> Aim: Look through the records below and collect all lines that hold the string "Talvi".

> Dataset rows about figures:
○ ○ ○ ○ ○
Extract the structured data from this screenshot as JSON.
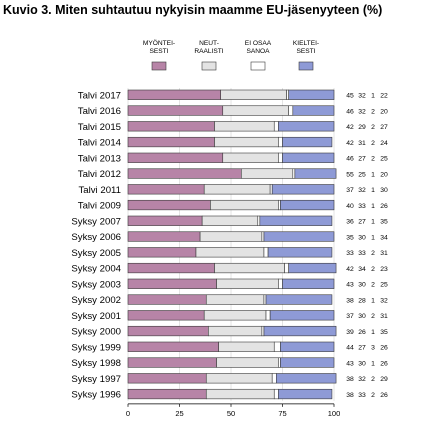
{
  "chart_data": {
    "type": "bar",
    "stacked": true,
    "orientation": "horizontal",
    "title": "Kuvio 3. Miten suhtautuu nykyisin maamme EU-jäsenyyteen (%)",
    "legend_placement": "top",
    "xlim": [
      0,
      100
    ],
    "xticks": [
      "0",
      "25",
      "50",
      "75",
      "100"
    ],
    "categories": [
      "Talvi 2017",
      "Talvi 2016",
      "Talvi 2015",
      "Talvi 2014",
      "Talvi 2013",
      "Talvi 2012",
      "Talvi 2011",
      "Talvi 2009",
      "Syksy 2007",
      "Syksy 2006",
      "Syksy 2005",
      "Syksy 2004",
      "Syksy 2003",
      "Syksy 2002",
      "Syksy 2001",
      "Syksy 2000",
      "Syksy 1999",
      "Syksy 1998",
      "Syksy 1997",
      "Syksy 1996"
    ],
    "series": [
      {
        "name": "MYÖNTEI-\nSESTI",
        "color": "#b784a7",
        "values": [
          45,
          46,
          42,
          42,
          46,
          55,
          37,
          40,
          36,
          35,
          33,
          42,
          43,
          38,
          37,
          39,
          44,
          43,
          38,
          38
        ]
      },
      {
        "name": "NEUT-\nRAALISTI",
        "color": "#e3e3e3",
        "values": [
          32,
          32,
          29,
          31,
          27,
          25,
          32,
          33,
          27,
          30,
          33,
          34,
          30,
          28,
          30,
          26,
          27,
          30,
          32,
          33
        ]
      },
      {
        "name": "EI OSAA\nSANOA",
        "color": "#ffffff",
        "values": [
          1,
          2,
          2,
          2,
          2,
          1,
          1,
          1,
          1,
          1,
          2,
          2,
          2,
          1,
          2,
          1,
          3,
          1,
          2,
          2
        ]
      },
      {
        "name": "KIELTEI-\nSESTI",
        "color": "#8e9ad6",
        "values": [
          22,
          20,
          27,
          24,
          25,
          20,
          30,
          26,
          35,
          34,
          31,
          23,
          25,
          32,
          31,
          35,
          26,
          26,
          29,
          26
        ]
      }
    ]
  }
}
○ ○ ○ ○ ○
> Solved problem:
      "Talvi 2017",
      "Talvi 2016",
      "Talvi 2015",
      "Talvi 2014",
      "Talvi 2013",
      "Talvi 2012",
      "Talvi 2011",
      "Talvi 2009",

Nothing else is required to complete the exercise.